Output all entries verbatim. Skip pictures.
— Start MATERIAL —
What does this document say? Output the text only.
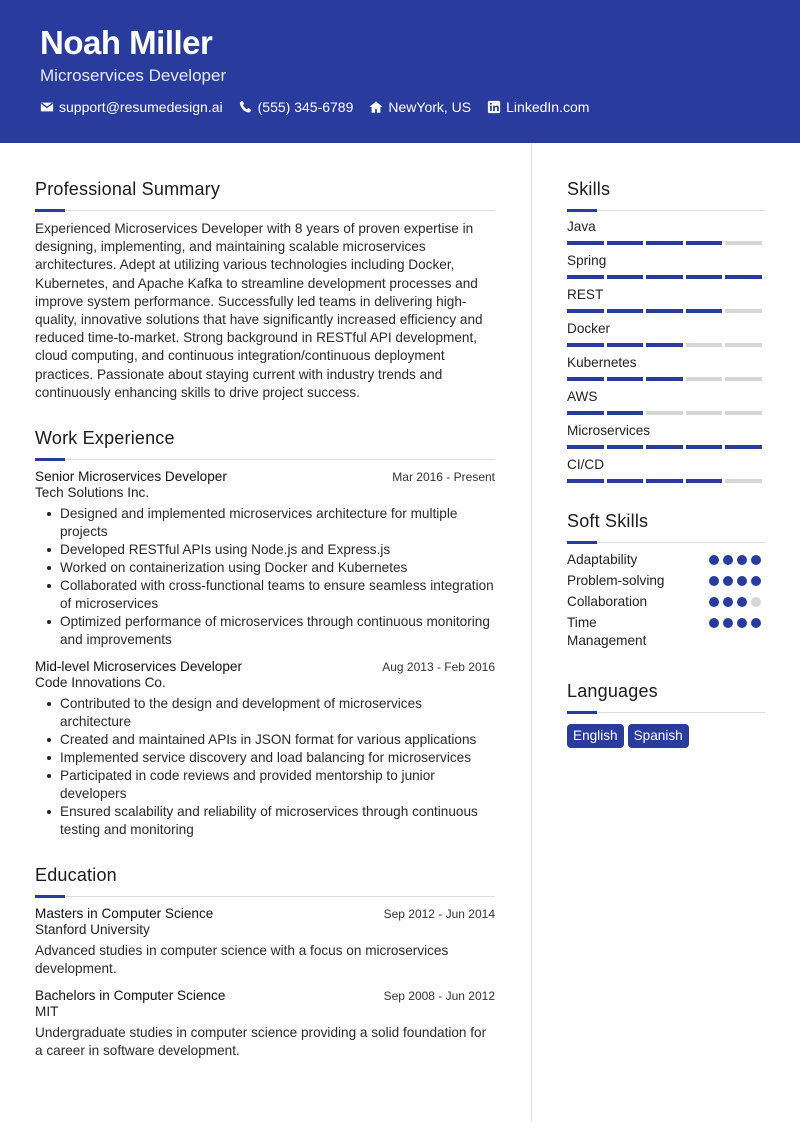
Noah Miller
Microservices Developer
support@resumedesign.ai	(555) 345-6789	NewYork, US	LinkedIn.com
Professional Summary
Experienced Microservices Developer with 8 years of proven expertise in designing, implementing, and maintaining scalable microservices architectures. Adept at utilizing various technologies including Docker, Kubernetes, and Apache Kafka to streamline development processes and improve system performance. Successfully led teams in delivering high-quality, innovative solutions that have significantly increased efficiency and reduced time-to-market. Strong background in RESTful API development, cloud computing, and continuous integration/continuous deployment practices. Passionate about staying current with industry trends and continuously enhancing skills to drive project success.
Work Experience
Senior Microservices Developer	Mar 2016 - Present
Tech Solutions Inc.
Designed and implemented microservices architecture for multiple projects
Developed RESTful APIs using Node.js and Express.js
Worked on containerization using Docker and Kubernetes
Collaborated with cross-functional teams to ensure seamless integration of microservices
Optimized performance of microservices through continuous monitoring and improvements
Mid-level Microservices Developer	Aug 2013 - Feb 2016
Code Innovations Co.
Contributed to the design and development of microservices architecture
Created and maintained APIs in JSON format for various applications
Implemented service discovery and load balancing for microservices
Participated in code reviews and provided mentorship to junior developers
Ensured scalability and reliability of microservices through continuous testing and monitoring
Education
Masters in Computer Science	Sep 2012 - Jun 2014
Stanford University
Advanced studies in computer science with a focus on microservices development.
Bachelors in Computer Science	Sep 2008 - Jun 2012
MIT
Undergraduate studies in computer science providing a solid foundation for a career in software development.
Skills
Java
Spring
REST
Docker
Kubernetes
AWS
Microservices
CI/CD
Soft Skills
Adaptability
Problem-solving
Collaboration
Time Management
Languages
English	Spanish
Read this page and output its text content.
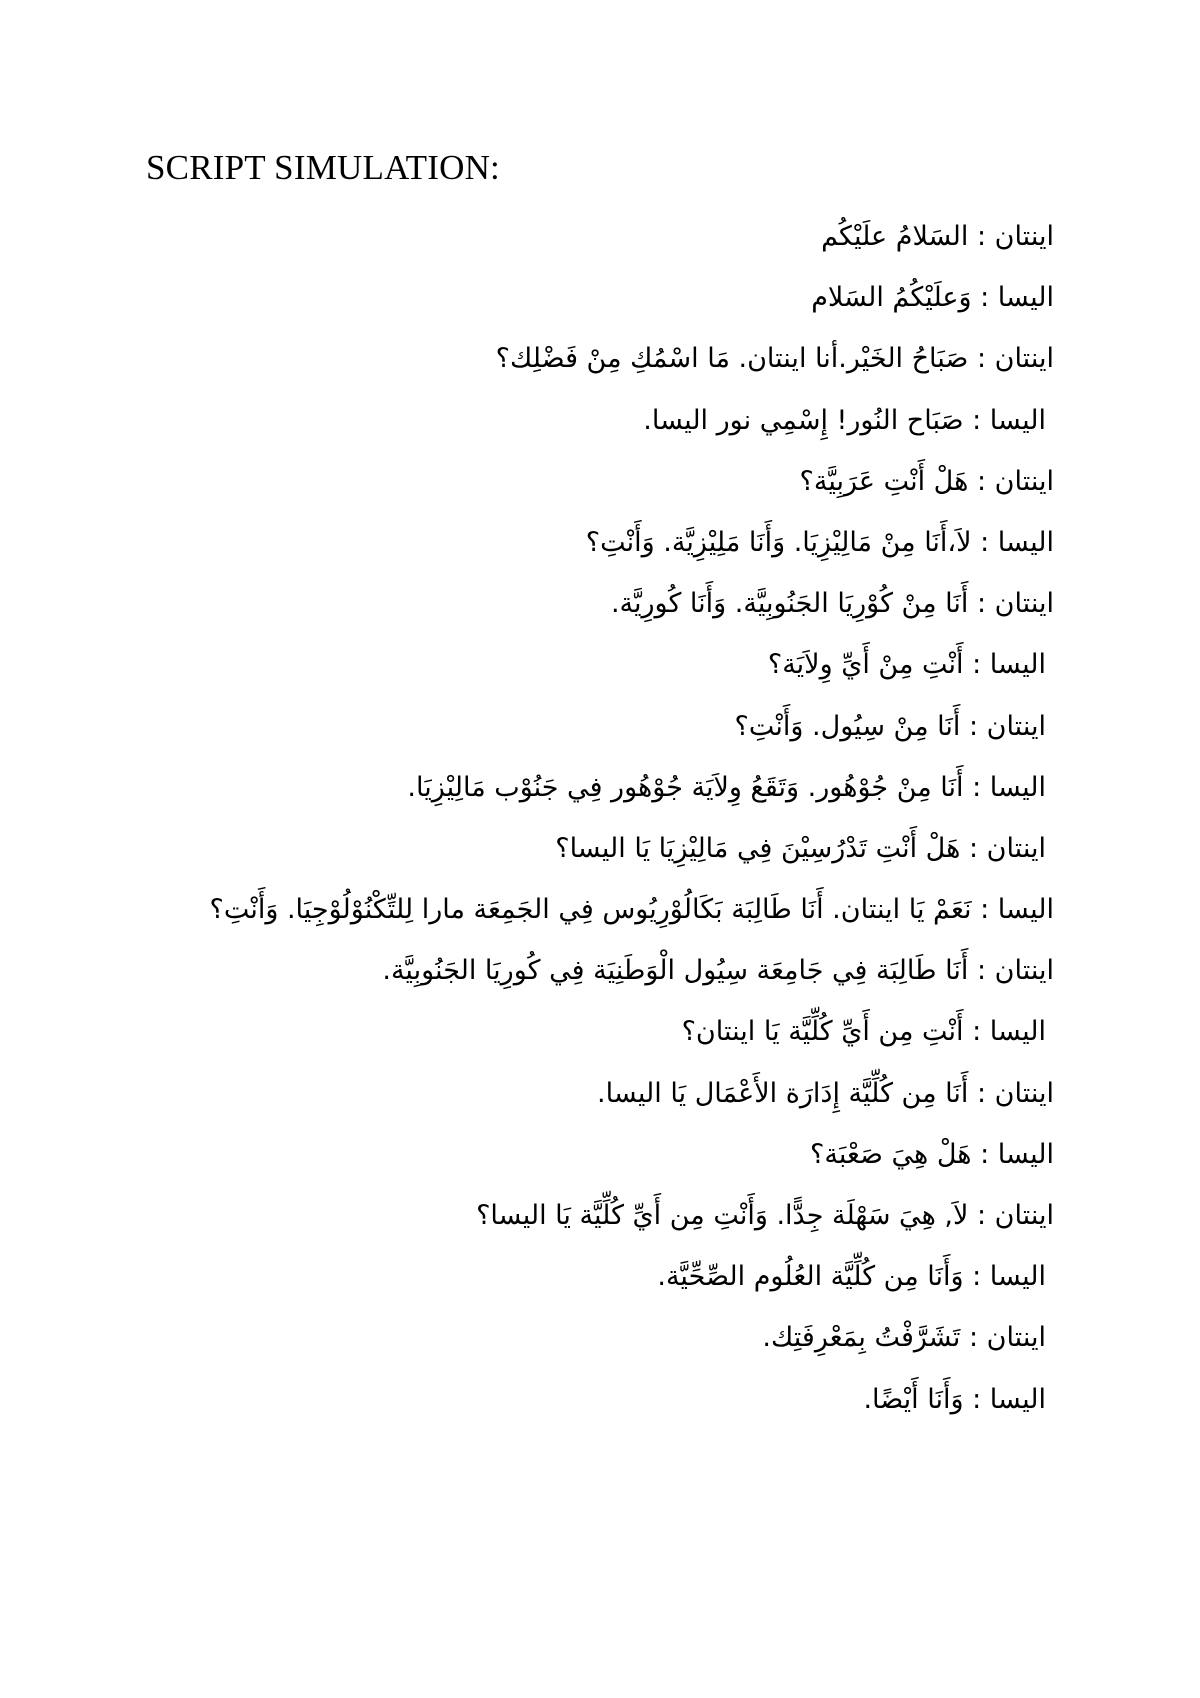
SCRIPT SIMULATION:
اينتان : السَلامُ علَيْكُم
اليسا : وَعلَيْكُمُ السَلام
اينتان : صَبَاحُ الخَيْر.أنا اينتان. مَا اسْمُكِ مِنْ فَضْلِك؟
اليسا : صَبَاح النُور! إِسْمِي نور اليسا.
اينتان : هَلْ أَنْتِ عَرَبِيَّة؟
اليسا : لاَ،أَنَا مِنْ مَالِيْزِيَا. وَأَنَا مَلِيْزِيَّة. وَأَنْتِ؟
اينتان : أَنَا مِنْ كُوْرِيَا الجَنُوبِيَّة. وَأَنَا كُورِيَّة.
اليسا : أَنْتِ مِنْ أَيِّ وِلاَيَة؟
اينتان : أَنَا مِنْ سِيُول. وَأَنْتِ؟
اليسا : أَنَا مِنْ جُوْهُور. وَتَقَعُ وِلاَيَة جُوْهُور فِي جَنُوْب مَالِيْزِيَا.
اينتان : هَلْ أَنْتِ تَدْرُسِيْنَ فِي مَالِيْزِيَا يَا اليسا؟
اليسا : نَعَمْ يَا اينتان. أَنَا طَالِبَة بَكَالُوْرِيُوس فِي الجَمِعَة مارا لِلتِّكْنُوْلُوْجِيَا. وَأَنْتِ؟
اينتان : أَنَا طَالِبَة فِي جَامِعَة سِيُول الْوَطَنِيَة فِي كُورِيَا الجَنُوبِيَّة.
اليسا : أَنْتِ مِن أَيِّ كُلِّيَّة يَا اينتان؟
اينتان : أَنَا مِن كُلِّيَّة إِدَارَة الأَعْمَال يَا اليسا.
اليسا : هَلْ هِيَ صَعْبَة؟
اينتان : لاَ, هِيَ سَهْلَة جِدًّا. وَأَنْتِ مِن أَيِّ كُلِّيَّة يَا اليسا؟
اليسا : وَأَنَا مِن كُلِّيَّة العُلُوم الصِّحِّيَّة.
اينتان : تَشَرَّفْتُ بِمَعْرِفَتِك.
اليسا : وَأَنَا أَيْضًا.
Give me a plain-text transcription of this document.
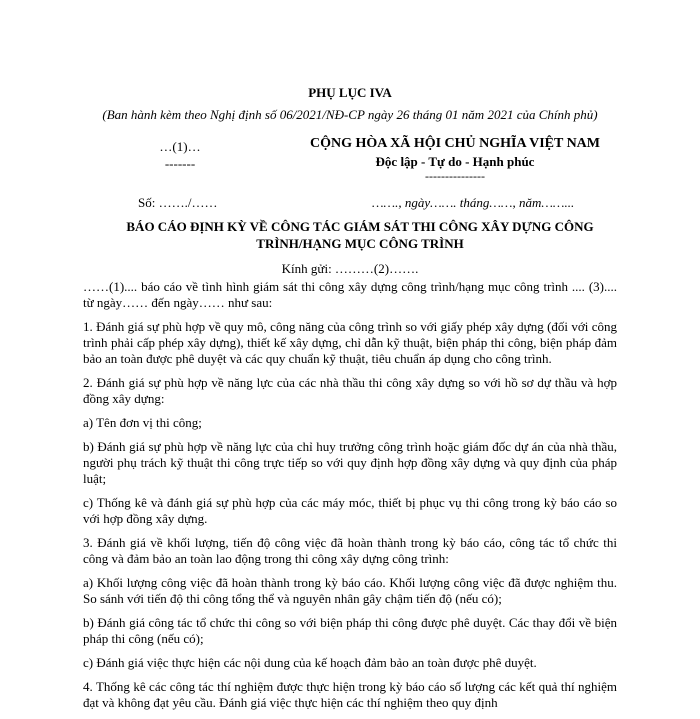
PHỤ LỤC IVA
(Ban hành kèm theo Nghị định số 06/2021/NĐ-CP ngày 26 tháng 01 năm 2021 của Chính phủ)
…(1)…
-------
CỘNG HÒA XÃ HỘI CHỦ NGHĨA VIỆT NAM
Độc lập - Tự do - Hạnh phúc
---------------
Số: ……./……	……., ngày……. tháng……, năm……...
BÁO CÁO ĐỊNH KỲ VỀ CÔNG TÁC GIÁM SÁT THI CÔNG XÂY DỰNG CÔNG TRÌNH/HẠNG MỤC CÔNG TRÌNH
Kính gửi: ………(2)…….

……(1).... báo cáo về tình hình giám sát thi công xây dựng công trình/hạng mục công trình .... (3).... từ ngày…… đến ngày…… như sau:

1. Đánh giá sự phù hợp về quy mô, công năng của công trình so với giấy phép xây dựng (đối với công trình phải cấp phép xây dựng), thiết kế xây dựng, chỉ dẫn kỹ thuật, biện pháp thi công, biện pháp đảm bảo an toàn được phê duyệt và các quy chuẩn kỹ thuật, tiêu chuẩn áp dụng cho công trình.

2. Đánh giá sự phù hợp về năng lực của các nhà thầu thi công xây dựng so với hồ sơ dự thầu và hợp đồng xây dựng:

a) Tên đơn vị thi công;

b) Đánh giá sự phù hợp về năng lực của chỉ huy trưởng công trình hoặc giám đốc dự án của nhà thầu, người phụ trách kỹ thuật thi công trực tiếp so với quy định hợp đồng xây dựng và quy định của pháp luật;

c) Thống kê và đánh giá sự phù hợp của các máy móc, thiết bị phục vụ thi công trong kỳ báo cáo so với hợp đồng xây dựng.

3. Đánh giá về khối lượng, tiến độ công việc đã hoàn thành trong kỳ báo cáo, công tác tổ chức thi công và đảm bảo an toàn lao động trong thi công xây dựng công trình:

a) Khối lượng công việc đã hoàn thành trong kỳ báo cáo. Khối lượng công việc đã được nghiệm thu. So sánh với tiến độ thi công tổng thể và nguyên nhân gây chậm tiến độ (nếu có);

b) Đánh giá công tác tổ chức thi công so với biện pháp thi công được phê duyệt. Các thay đổi về biện pháp thi công (nếu có);

c) Đánh giá việc thực hiện các nội dung của kế hoạch đảm bảo an toàn được phê duyệt.

4. Thống kê các công tác thí nghiệm được thực hiện trong kỳ báo cáo số lượng các kết quả thí nghiệm đạt và không đạt yêu cầu. Đánh giá việc thực hiện các thí nghiệm theo quy định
— End MATERIAL —
TASK RESULT -
What does this document say? Output the text only.
Noah Miller
Microservices Developer
support@resumedesign.ai	(555) 345-6789	NewYork, US	LinkedIn.com
Professional Summary
Experienced Microservices Developer with 8 years of proven expertise in designing, implementing, and maintaining scalable microservices architectures. Adept at utilizing various technologies including Docker, Kubernetes, and Apache Kafka to streamline development processes and improve system performance. Successfully led teams in delivering high-quality, innovative solutions that have significantly increased efficiency and reduced time-to-market. Strong background in RESTful API development, cloud computing, and continuous integration/continuous deployment practices. Passionate about staying current with industry trends and continuously enhancing skills to drive project success.
Work Experience
Senior Microservices Developer	Mar 2016 - Present
Tech Solutions Inc.
Designed and implemented microservices architecture for multiple projects
Developed RESTful APIs using Node.js and Express.js
Worked on containerization using Docker and Kubernetes
Collaborated with cross-functional teams to ensure seamless integration of microservices
Optimized performance of microservices through continuous monitoring and improvements
Mid-level Microservices Developer	Aug 2013 - Feb 2016
Code Innovations Co.
Contributed to the design and development of microservices architecture
Created and maintained APIs in JSON format for various applications
Implemented service discovery and load balancing for microservices
Participated in code reviews and provided mentorship to junior developers
Ensured scalability and reliability of microservices through continuous testing and monitoring
Education
Masters in Computer Science	Sep 2012 - Jun 2014
Stanford University
Advanced studies in computer science with a focus on microservices development.
Bachelors in Computer Science	Sep 2008 - Jun 2012
MIT
Undergraduate studies in computer science providing a solid foundation for a career in software development.
Skills
Java
Spring
REST
Docker
Kubernetes
AWS
Microservices
CI/CD
Soft Skills
Adaptability
Problem-solving
Collaboration
Time Management
Languages
English	Spanish
Read this page and output its text content.
SCRIPT SIMULATION:
اينتان : السَلامُ علَيْكُم
اليسا : وَعلَيْكُمُ السَلام
اينتان : صَبَاحُ الخَيْر.أنا اينتان. مَا اسْمُكِ مِنْ فَضْلِك؟
اليسا : صَبَاح النُور! إِسْمِي نور اليسا.
اينتان : هَلْ أَنْتِ عَرَبِيَّة؟
اليسا : لاَ،أَنَا مِنْ مَالِيْزِيَا. وَأَنَا مَلِيْزِيَّة. وَأَنْتِ؟
اينتان : أَنَا مِنْ كُوْرِيَا الجَنُوبِيَّة. وَأَنَا كُورِيَّة.
اليسا : أَنْتِ مِنْ أَيِّ وِلاَيَة؟
اينتان : أَنَا مِنْ سِيُول. وَأَنْتِ؟
اليسا : أَنَا مِنْ جُوْهُور. وَتَقَعُ وِلاَيَة جُوْهُور فِي جَنُوْب مَالِيْزِيَا.
اينتان : هَلْ أَنْتِ تَدْرُسِيْنَ فِي مَالِيْزِيَا يَا اليسا؟
اليسا : نَعَمْ يَا اينتان. أَنَا طَالِبَة بَكَالُوْرِيُوس فِي الجَمِعَة مارا لِلتِّكْنُوْلُوْجِيَا. وَأَنْتِ؟
اينتان : أَنَا طَالِبَة فِي جَامِعَة سِيُول الْوَطَنِيَة فِي كُورِيَا الجَنُوبِيَّة.
اليسا : أَنْتِ مِن أَيِّ كُلِّيَّة يَا اينتان؟
اينتان : أَنَا مِن كُلِّيَّة إِدَارَة الأَعْمَال يَا اليسا.
اليسا : هَلْ هِيَ صَعْبَة؟
اينتان : لاَ, هِيَ سَهْلَة جِدًّا. وَأَنْتِ مِن أَيِّ كُلِّيَّة يَا اليسا؟
اليسا : وَأَنَا مِن كُلِّيَّة العُلُوم الصِّحِّيَّة.
اينتان : تَشَرَّفْتُ بِمَعْرِفَتِك.
اليسا : وَأَنَا أَيْضًا.
Give me a plain-text transcription of this document.
PHỤ LỤC IVA
(Ban hành kèm theo Nghị định số 06/2021/NĐ-CP ngày 26 tháng 01 năm 2021 của Chính phủ)
…(1)…
-------
CỘNG HÒA XÃ HỘI CHỦ NGHĨA VIỆT NAM
Độc lập - Tự do - Hạnh phúc
---------------
Số: ……./……	……., ngày……. tháng……, năm……...
BÁO CÁO ĐỊNH KỲ VỀ CÔNG TÁC GIÁM SÁT THI CÔNG XÂY DỰNG CÔNG TRÌNH/HẠNG MỤC CÔNG TRÌNH
Kính gửi: ………(2)…….

……(1).... báo cáo về tình hình giám sát thi công xây dựng công trình/hạng mục công trình .... (3).... từ ngày…… đến ngày…… như sau:

1. Đánh giá sự phù hợp về quy mô, công năng của công trình so với giấy phép xây dựng (đối với công trình phải cấp phép xây dựng), thiết kế xây dựng, chỉ dẫn kỹ thuật, biện pháp thi công, biện pháp đảm bảo an toàn được phê duyệt và các quy chuẩn kỹ thuật, tiêu chuẩn áp dụng cho công trình.

2. Đánh giá sự phù hợp về năng lực của các nhà thầu thi công xây dựng so với hồ sơ dự thầu và hợp đồng xây dựng:

a) Tên đơn vị thi công;

b) Đánh giá sự phù hợp về năng lực của chỉ huy trưởng công trình hoặc giám đốc dự án của nhà thầu, người phụ trách kỹ thuật thi công trực tiếp so với quy định hợp đồng xây dựng và quy định của pháp luật;

c) Thống kê và đánh giá sự phù hợp của các máy móc, thiết bị phục vụ thi công trong kỳ báo cáo so với hợp đồng xây dựng.

3. Đánh giá về khối lượng, tiến độ công việc đã hoàn thành trong kỳ báo cáo, công tác tổ chức thi công và đảm bảo an toàn lao động trong thi công xây dựng công trình:

a) Khối lượng công việc đã hoàn thành trong kỳ báo cáo. Khối lượng công việc đã được nghiệm thu. So sánh với tiến độ thi công tổng thể và nguyên nhân gây chậm tiến độ (nếu có);

b) Đánh giá công tác tổ chức thi công so với biện pháp thi công được phê duyệt. Các thay đổi về biện pháp thi công (nếu có);

c) Đánh giá việc thực hiện các nội dung của kế hoạch đảm bảo an toàn được phê duyệt.

4. Thống kê các công tác thí nghiệm được thực hiện trong kỳ báo cáo số lượng các kết quả thí nghiệm đạt và không đạt yêu cầu. Đánh giá việc thực hiện các thí nghiệm theo quy định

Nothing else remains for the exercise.